(PROVIDED PASSAGE):
The work presented here is a continuation of a previous study, published in this journal, on the biogas-fuelling of a small spark ignition (SI) engine-alternator set [1]. The study was aimed specifically at rural African situations in which complex machinery, modifications and operating methods are to be avoided. These constraints continue to hold for the present study.

The composition of biogas usually lies within the following ranges: 50 to 70% methane (CH₄), 25 to 45% carbon dioxide (CO₂), 1 to 5% hydrogen (H₂), 0,3 to 3% nitrogen (N₂) and various minor impurities, notably hydrogen sulphide (H₂S); (all gas compositions in volume percent, throughout this paper).

The 'raw' gas may be 'scrubbed' to free it of CO₂, but this is generally too expensive for developing technology applications. The present work thus concentrates on raw biogas fuel.

Previous work

The previous study [1] employed a small side-valve engine of fixed ignition timing, coupled to an alternator. The engine was fitted with a standard venturi gas-fuel adaptor upstream of the liquid carburettor, but was otherwise unmodified. (The hardening of valves and valve seals, recommended in some quarters [2], was omitted with no resultant damage in the short term.) Biogases were simulated by mixtures of pure CH₄ and CO₂; the H₂ component, though considered to be of possible importance in view of its high burning velocity, was excluded. (A later study [3] showed this omission to have been of no serious consequence: maximum power output increased by less than 1 % for each 1 % H₂ content of the gas.) The mixture strength for each fuel was adjusted, as would be expected of the rural operator, by feel and ear. The resulting power outputs thus did not necessarily reflect the maximum capabilities of the unit, but rather those that could be reasonably expected in practice.

Maximum power was found to be 17% lower on fuelling with pure CH₄ rather than with petrol. Increased CO₂ content of the gas led to further losses with a 28% loss (compared with pure CH₄) at 41% CO₂. These findings were explained essentially in terms of the successive decrease in energy input per combustion cycle [1]. Not mentioned was the fact that the flame front velocity (at constant mixture strength) is lower for CH₄ than for petrol [4] and decreases further on dilution of CH₄ with CO₂ [5]. This means that, with fixed ignition timing, the peak combustion chamber pressure must become increasingly retarded on the successive replacement of petrol with CH₄ and with biogases of increasing CO₂ content. This was borne out in a subsequent study [3]: peak cycle pressures occurred at 4° after top dead centre (TDC) on petrol fuelling, at 17° after TDC on CH₄ fuelling and in the region of 34 to 42° after TDC on fuelling with a 50% CH₄/50% CO₂ gas. Clearly therefore the power output on gas fuelling can be increased by advancing the ignition timing.

The octane rating of CH₄ is stated to be 'about 130' [6] and its critical (knock-limited) compression ratio (CR) is 13 under conditions where that of iso-octane is 6,5 [7]. Dilution of the CH₄ with CO₂ must (as in the case of recirculation of exhaust gases to petrol-air mixtures [8]) increase these ratings. The power output of biogas-fuelled SI engines may thus, in principle, be considerably increased by raising the CR. Experimental results on this subject have been hinted at [1,2], but no systematic study specific to biogas fuels appears to be available.

(YOUR GOAL): In the biogas passage, which gases make up the usual composition of biogas, including the one impurity it names? The listing has nothing to do with the biogas passage.

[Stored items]
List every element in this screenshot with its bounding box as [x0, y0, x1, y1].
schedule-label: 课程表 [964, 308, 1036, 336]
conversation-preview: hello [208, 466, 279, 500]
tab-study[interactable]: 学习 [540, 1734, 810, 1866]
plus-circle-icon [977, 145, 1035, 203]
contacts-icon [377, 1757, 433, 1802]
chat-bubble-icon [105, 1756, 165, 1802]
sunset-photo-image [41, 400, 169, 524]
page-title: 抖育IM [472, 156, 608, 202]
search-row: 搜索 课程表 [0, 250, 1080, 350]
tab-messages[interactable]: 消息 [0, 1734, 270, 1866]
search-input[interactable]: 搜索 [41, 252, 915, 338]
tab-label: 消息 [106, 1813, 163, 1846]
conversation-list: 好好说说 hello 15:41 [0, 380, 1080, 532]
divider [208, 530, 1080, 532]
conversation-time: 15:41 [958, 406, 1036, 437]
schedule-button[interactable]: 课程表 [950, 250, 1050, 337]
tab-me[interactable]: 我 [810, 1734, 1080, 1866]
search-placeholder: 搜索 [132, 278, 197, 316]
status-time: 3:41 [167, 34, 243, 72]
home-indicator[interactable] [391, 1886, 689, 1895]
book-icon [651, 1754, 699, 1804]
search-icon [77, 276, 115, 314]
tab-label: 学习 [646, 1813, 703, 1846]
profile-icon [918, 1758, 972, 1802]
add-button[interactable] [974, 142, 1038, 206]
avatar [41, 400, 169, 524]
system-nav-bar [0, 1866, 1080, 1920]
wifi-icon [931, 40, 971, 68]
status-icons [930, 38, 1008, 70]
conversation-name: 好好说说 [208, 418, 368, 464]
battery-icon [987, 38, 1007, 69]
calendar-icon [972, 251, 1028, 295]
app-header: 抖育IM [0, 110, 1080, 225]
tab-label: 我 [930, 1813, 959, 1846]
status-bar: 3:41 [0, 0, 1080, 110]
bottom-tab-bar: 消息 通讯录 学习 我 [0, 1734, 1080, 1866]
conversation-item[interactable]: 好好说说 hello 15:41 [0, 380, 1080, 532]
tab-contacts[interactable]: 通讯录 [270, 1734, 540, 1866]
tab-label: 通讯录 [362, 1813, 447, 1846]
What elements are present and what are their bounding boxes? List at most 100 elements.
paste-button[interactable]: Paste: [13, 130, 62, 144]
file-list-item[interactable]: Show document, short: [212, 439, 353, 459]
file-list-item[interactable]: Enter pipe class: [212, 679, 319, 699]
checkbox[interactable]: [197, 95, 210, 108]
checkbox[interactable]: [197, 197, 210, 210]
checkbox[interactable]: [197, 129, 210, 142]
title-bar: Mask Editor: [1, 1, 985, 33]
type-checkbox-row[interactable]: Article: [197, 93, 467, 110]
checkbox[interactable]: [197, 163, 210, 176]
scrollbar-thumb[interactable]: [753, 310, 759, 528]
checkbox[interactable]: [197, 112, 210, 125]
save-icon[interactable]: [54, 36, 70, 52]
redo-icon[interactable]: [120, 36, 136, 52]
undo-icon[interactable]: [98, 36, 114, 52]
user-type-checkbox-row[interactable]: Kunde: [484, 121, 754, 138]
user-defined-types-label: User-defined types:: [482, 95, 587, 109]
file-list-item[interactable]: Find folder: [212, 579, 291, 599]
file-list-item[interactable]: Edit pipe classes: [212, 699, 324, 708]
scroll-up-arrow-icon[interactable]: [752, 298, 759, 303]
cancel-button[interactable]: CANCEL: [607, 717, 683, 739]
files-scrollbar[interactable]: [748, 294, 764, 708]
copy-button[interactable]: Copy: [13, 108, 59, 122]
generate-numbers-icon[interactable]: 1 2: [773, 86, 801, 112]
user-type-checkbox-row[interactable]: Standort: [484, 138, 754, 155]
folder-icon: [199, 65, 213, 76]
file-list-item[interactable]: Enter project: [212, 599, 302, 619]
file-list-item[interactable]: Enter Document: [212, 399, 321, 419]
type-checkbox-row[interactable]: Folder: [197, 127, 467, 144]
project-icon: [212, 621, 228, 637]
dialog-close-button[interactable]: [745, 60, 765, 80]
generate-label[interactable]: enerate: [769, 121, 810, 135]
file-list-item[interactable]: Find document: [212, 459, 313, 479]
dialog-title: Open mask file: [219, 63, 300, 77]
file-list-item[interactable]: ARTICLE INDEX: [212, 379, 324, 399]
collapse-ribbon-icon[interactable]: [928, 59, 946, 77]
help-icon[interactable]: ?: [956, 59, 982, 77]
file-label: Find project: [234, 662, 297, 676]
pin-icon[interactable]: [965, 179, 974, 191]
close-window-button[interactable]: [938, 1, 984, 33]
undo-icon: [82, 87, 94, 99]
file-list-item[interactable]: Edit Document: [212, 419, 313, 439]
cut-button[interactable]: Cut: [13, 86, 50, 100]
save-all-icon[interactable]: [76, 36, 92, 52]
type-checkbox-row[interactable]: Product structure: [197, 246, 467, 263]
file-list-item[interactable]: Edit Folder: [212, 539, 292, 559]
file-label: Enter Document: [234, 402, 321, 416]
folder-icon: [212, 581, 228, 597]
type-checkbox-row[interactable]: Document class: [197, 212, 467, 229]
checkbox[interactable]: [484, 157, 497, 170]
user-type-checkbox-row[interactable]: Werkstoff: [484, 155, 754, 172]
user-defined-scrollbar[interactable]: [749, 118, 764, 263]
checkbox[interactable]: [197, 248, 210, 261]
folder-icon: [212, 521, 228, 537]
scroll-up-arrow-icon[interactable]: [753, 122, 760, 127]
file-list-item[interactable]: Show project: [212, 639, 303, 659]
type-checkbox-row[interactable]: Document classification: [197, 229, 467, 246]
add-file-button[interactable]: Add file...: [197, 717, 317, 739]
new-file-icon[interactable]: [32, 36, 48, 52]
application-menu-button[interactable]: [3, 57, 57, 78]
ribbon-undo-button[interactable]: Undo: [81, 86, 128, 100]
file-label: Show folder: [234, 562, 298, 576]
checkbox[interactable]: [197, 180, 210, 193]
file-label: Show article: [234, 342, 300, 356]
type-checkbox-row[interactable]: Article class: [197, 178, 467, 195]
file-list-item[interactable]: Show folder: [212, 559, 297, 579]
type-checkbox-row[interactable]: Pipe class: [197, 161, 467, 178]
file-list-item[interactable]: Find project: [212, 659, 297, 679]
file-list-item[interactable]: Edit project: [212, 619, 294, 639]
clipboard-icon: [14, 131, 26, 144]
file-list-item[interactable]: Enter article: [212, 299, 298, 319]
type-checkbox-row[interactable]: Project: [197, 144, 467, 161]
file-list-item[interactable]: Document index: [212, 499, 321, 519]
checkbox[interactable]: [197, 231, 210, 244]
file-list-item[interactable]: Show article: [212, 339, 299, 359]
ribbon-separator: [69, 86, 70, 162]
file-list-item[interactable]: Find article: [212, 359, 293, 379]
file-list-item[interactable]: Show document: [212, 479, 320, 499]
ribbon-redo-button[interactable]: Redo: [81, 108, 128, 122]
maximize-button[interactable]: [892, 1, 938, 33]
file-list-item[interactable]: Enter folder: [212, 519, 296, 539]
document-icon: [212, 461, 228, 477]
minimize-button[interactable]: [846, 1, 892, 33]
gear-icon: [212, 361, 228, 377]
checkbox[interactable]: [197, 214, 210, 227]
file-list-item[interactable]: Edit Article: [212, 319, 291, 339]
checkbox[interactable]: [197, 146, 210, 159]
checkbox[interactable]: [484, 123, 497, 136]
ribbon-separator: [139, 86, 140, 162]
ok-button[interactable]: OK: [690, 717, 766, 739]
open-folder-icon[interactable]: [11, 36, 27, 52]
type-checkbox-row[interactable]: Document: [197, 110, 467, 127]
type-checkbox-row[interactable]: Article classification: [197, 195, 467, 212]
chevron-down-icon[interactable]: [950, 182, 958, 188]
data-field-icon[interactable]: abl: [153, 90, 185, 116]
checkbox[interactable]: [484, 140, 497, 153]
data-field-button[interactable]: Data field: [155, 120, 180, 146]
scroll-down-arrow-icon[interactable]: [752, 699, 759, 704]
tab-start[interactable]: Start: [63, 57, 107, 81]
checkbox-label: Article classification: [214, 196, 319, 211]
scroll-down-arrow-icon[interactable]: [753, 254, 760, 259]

(WRITTEN REPLY): Methane (CH₄), carbon dioxide (CO₂), hydrogen (H₂), nitrogen (N₂), and hydrogen sulphide (H₂S).